Data in this exercise START

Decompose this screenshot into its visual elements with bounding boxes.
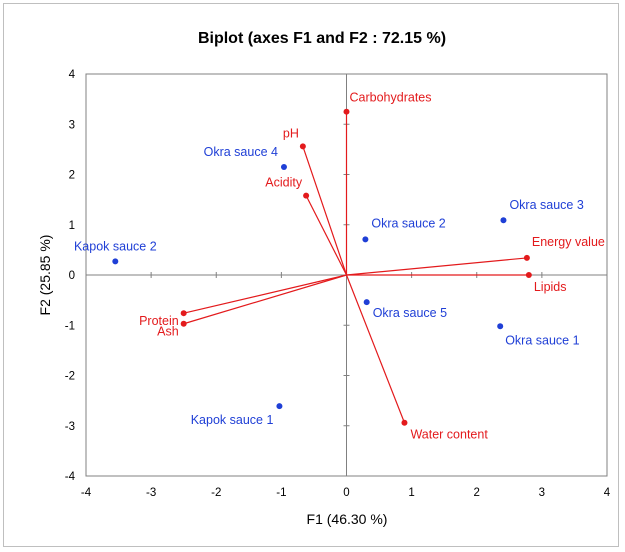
y-tick-label: 4 bbox=[69, 69, 76, 81]
observation-point bbox=[280, 163, 287, 170]
variable-vector-point bbox=[525, 272, 532, 278]
y-axis-title: F2 (25.85 %) bbox=[37, 235, 53, 316]
variable-vector-line bbox=[302, 146, 348, 276]
y-tick-label: -4 bbox=[65, 471, 76, 483]
variable-vectors: Carbohydrates pH Acidity Energy value Lipids… bbox=[139, 91, 605, 442]
chart-frame: Biplot (axes F1 and F2 : 72.15 %) -4 -3 -2… bbox=[3, 3, 619, 547]
observation-point bbox=[112, 258, 119, 265]
observation-point bbox=[362, 236, 369, 243]
observation-label: Kapok sauce 1 bbox=[191, 413, 274, 427]
x-tick-label: 3 bbox=[539, 487, 545, 499]
y-tick-label: -2 bbox=[65, 371, 75, 383]
variable-vector-point bbox=[343, 108, 350, 115]
variable-label: Carbohydrates bbox=[350, 91, 432, 105]
variable-label: Energy value bbox=[532, 235, 605, 249]
variable-vector-point bbox=[303, 192, 310, 199]
variable-vector-point bbox=[180, 320, 187, 327]
x-tick-label: -1 bbox=[276, 487, 286, 499]
variable-vector-point bbox=[299, 143, 306, 150]
y-tick-label: 2 bbox=[69, 170, 75, 182]
observation-label: Okra sauce 5 bbox=[373, 306, 447, 320]
variable-label: Protein bbox=[139, 314, 179, 328]
observation-label: Kapok sauce 2 bbox=[74, 239, 157, 253]
x-axis-title: F1 (46.30 %) bbox=[307, 511, 388, 527]
x-tick-label: 1 bbox=[408, 487, 414, 499]
variable-vector-line bbox=[346, 257, 527, 276]
observation-point bbox=[363, 299, 370, 306]
observation-label: Okra sauce 1 bbox=[505, 333, 579, 347]
variable-label: Acidity bbox=[265, 176, 303, 190]
x-tick-label: 4 bbox=[604, 487, 611, 499]
variable-vector-point bbox=[180, 310, 187, 317]
observation-label: Okra sauce 3 bbox=[509, 198, 583, 212]
variable-label: Lipids bbox=[534, 280, 567, 294]
y-tick-label: 1 bbox=[69, 220, 75, 232]
x-tick-label: -2 bbox=[211, 487, 221, 499]
x-tick-label: 2 bbox=[474, 487, 480, 499]
variable-vector-line bbox=[345, 274, 406, 423]
variable-vector-line bbox=[183, 274, 347, 325]
x-tick-label: -4 bbox=[81, 487, 92, 499]
x-tick-label: 0 bbox=[343, 487, 349, 499]
variable-vector-line bbox=[183, 274, 347, 314]
variable-label: Ash bbox=[157, 325, 179, 339]
biplot-chart: Biplot (axes F1 and F2 : 72.15 %) -4 -3 -2… bbox=[37, 30, 611, 527]
y-tick-label: -1 bbox=[65, 320, 75, 332]
observation-label: Okra sauce 2 bbox=[371, 216, 445, 230]
observation-point bbox=[500, 217, 507, 224]
variable-vector-point bbox=[401, 419, 408, 426]
variable-label: Water content bbox=[410, 428, 488, 442]
x-tick-label: -3 bbox=[146, 487, 156, 499]
y-tick-label: 0 bbox=[69, 270, 75, 282]
observation-points: Okra sauce 1 Okra sauce 2 Okra sauce 3 Okra… bbox=[74, 145, 584, 427]
chart-title: Biplot (axes F1 and F2 : 72.15 %) bbox=[198, 30, 446, 47]
observation-point bbox=[497, 323, 504, 330]
variable-label: pH bbox=[283, 126, 299, 140]
variable-vector-point bbox=[523, 254, 530, 261]
y-tick-label: 3 bbox=[69, 119, 75, 131]
observation-label: Okra sauce 4 bbox=[204, 145, 278, 159]
y-tick-label: -3 bbox=[65, 421, 75, 433]
variable-vector-line bbox=[305, 195, 348, 276]
observation-point bbox=[276, 403, 283, 410]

Data in this exercise END

• [What you will do]
In the material above, how many lines hold the word "Acidity"? Say only the number.

• [Result]
2